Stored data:

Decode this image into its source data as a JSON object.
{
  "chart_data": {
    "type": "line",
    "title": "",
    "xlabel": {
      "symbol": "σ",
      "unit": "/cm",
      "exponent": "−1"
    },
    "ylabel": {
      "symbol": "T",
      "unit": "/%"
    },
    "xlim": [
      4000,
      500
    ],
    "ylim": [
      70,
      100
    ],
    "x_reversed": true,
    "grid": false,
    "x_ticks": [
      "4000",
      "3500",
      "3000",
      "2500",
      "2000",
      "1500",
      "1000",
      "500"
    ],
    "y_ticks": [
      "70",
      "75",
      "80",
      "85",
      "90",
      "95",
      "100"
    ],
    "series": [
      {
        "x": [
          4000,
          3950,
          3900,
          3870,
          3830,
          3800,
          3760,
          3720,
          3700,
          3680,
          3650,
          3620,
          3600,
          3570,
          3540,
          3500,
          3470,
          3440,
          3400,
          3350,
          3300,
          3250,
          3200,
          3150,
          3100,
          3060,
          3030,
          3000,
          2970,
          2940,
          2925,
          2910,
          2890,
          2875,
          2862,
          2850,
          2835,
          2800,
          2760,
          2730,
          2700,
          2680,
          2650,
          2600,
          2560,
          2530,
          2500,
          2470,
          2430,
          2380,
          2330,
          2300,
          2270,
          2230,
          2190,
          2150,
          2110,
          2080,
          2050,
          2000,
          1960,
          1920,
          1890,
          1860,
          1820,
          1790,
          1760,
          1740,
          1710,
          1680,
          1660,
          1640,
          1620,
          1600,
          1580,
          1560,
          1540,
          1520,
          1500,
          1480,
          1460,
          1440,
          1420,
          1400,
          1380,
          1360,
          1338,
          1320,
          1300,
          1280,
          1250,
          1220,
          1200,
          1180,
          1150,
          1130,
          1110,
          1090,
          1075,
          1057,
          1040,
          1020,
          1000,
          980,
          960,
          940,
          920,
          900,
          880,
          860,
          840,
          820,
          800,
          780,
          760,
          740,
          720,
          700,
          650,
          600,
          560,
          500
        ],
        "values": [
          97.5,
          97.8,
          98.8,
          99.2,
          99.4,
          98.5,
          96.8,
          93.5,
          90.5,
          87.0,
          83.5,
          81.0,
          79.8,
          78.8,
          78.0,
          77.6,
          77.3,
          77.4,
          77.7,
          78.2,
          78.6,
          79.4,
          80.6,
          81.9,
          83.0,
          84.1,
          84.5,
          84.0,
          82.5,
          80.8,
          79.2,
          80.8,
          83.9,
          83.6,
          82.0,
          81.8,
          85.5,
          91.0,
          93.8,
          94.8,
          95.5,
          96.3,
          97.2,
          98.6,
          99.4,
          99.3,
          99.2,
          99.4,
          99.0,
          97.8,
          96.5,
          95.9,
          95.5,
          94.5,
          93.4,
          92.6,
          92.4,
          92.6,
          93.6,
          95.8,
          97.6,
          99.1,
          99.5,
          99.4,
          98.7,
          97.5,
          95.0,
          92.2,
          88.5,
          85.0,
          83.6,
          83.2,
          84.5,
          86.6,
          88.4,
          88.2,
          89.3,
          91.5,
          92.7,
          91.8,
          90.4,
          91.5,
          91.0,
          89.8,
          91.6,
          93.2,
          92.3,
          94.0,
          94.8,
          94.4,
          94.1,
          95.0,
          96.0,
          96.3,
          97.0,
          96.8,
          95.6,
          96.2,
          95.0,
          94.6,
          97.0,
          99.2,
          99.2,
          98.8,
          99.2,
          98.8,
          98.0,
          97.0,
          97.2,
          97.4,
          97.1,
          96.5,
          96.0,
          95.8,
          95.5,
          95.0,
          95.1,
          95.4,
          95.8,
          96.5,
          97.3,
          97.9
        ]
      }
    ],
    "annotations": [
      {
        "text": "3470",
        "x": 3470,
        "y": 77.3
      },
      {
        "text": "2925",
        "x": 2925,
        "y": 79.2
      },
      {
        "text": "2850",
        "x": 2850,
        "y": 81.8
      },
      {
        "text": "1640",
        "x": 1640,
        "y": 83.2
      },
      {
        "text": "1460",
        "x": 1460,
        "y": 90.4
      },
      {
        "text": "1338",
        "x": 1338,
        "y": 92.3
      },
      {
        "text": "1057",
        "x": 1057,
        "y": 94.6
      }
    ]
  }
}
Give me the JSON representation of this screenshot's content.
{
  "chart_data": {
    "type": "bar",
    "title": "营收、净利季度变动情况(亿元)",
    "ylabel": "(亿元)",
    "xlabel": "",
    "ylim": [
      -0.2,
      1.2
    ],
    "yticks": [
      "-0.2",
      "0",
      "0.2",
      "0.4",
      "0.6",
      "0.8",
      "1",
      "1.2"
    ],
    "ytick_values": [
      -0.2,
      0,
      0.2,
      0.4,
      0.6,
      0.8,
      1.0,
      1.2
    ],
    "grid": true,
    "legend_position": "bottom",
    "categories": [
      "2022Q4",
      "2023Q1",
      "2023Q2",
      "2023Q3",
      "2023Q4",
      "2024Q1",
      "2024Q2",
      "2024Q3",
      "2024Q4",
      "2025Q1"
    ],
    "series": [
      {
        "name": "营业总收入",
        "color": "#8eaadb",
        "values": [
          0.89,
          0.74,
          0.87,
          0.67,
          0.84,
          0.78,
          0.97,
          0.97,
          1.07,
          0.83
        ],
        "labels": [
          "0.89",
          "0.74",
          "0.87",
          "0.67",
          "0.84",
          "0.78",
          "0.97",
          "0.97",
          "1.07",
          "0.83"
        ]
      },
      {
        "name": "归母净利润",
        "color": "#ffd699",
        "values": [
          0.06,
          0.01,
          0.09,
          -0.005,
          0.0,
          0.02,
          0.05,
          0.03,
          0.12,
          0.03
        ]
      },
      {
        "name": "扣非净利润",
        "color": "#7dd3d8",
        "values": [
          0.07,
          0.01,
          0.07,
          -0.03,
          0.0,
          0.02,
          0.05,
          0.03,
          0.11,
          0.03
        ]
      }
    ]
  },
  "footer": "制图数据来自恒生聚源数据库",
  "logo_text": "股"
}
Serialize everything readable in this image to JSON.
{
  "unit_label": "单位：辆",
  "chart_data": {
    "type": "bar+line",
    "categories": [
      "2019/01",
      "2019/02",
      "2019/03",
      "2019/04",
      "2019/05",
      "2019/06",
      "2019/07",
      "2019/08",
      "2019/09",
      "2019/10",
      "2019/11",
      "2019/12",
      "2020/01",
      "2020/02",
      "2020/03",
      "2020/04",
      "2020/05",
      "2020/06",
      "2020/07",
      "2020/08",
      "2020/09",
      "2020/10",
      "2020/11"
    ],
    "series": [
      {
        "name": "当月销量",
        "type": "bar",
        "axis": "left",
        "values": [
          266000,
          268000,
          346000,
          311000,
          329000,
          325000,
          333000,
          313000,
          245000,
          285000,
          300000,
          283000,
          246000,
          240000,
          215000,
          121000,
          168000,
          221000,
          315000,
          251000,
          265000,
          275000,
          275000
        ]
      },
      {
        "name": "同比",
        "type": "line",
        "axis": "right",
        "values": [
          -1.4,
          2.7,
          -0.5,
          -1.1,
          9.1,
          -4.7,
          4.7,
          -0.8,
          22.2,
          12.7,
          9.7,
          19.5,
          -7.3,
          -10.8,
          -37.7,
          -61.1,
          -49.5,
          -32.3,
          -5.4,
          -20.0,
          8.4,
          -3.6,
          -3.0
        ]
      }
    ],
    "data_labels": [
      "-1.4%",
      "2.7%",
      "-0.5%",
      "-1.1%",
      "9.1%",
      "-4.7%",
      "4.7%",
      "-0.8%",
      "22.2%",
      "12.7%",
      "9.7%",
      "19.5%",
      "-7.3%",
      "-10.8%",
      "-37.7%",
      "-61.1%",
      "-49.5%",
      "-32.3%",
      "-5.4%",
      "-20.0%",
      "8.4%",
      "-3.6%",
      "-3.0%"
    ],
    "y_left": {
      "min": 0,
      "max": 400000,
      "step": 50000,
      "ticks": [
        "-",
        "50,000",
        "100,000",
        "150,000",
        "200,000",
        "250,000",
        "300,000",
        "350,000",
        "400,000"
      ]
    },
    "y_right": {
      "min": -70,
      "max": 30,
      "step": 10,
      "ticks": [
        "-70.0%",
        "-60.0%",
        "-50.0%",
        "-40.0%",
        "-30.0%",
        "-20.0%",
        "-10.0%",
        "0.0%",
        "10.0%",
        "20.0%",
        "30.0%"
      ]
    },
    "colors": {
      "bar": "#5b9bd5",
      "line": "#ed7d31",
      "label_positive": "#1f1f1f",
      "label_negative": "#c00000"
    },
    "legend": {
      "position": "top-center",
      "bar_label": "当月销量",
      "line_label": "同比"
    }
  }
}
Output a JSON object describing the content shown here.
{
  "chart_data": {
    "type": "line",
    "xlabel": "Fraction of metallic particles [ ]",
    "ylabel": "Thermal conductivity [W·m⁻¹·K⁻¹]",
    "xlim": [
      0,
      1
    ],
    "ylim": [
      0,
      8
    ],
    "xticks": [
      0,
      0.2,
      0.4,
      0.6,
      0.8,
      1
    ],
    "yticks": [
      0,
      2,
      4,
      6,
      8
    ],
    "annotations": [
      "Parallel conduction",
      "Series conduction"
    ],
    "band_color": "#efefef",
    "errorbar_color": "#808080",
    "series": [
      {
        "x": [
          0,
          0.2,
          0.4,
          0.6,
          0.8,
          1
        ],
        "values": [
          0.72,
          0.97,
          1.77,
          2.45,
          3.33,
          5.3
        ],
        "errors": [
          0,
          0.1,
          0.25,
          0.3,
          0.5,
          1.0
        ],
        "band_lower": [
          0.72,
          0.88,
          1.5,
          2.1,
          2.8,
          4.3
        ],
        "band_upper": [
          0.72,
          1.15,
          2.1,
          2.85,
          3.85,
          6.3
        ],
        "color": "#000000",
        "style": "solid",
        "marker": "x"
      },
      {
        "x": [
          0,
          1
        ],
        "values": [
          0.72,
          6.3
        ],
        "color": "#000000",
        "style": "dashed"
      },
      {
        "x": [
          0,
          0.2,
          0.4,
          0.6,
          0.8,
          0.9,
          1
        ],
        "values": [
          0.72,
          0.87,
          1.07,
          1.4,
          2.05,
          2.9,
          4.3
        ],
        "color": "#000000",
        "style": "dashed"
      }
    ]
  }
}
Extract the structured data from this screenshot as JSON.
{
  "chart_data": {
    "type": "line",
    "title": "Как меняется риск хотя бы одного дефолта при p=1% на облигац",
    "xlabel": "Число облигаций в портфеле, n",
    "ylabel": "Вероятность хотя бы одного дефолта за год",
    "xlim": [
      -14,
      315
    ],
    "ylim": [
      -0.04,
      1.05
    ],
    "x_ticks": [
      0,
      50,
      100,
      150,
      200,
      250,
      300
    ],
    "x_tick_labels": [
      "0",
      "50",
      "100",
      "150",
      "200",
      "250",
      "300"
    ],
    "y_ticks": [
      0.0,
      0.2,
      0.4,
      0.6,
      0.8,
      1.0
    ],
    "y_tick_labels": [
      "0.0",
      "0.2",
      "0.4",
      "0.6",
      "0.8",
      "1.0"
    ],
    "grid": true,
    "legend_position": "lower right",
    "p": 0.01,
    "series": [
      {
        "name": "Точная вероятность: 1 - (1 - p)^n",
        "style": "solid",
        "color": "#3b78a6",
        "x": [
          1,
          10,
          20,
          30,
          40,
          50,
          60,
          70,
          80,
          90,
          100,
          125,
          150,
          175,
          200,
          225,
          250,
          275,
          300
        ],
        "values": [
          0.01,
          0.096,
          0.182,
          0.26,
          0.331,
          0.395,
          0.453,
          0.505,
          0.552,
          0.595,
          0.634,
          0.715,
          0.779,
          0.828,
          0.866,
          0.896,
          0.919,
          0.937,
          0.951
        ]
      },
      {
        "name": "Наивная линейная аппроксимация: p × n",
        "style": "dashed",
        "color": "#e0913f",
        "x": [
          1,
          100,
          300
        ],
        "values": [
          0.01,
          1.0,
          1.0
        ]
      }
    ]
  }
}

→ **EXERCISE TASK**
Copy in full each line that holds the word "image".

→ **EXPECTED OUTPUT**
Decode this image into its source data as a JSON object.
Serialize everything readable in this image to JSON.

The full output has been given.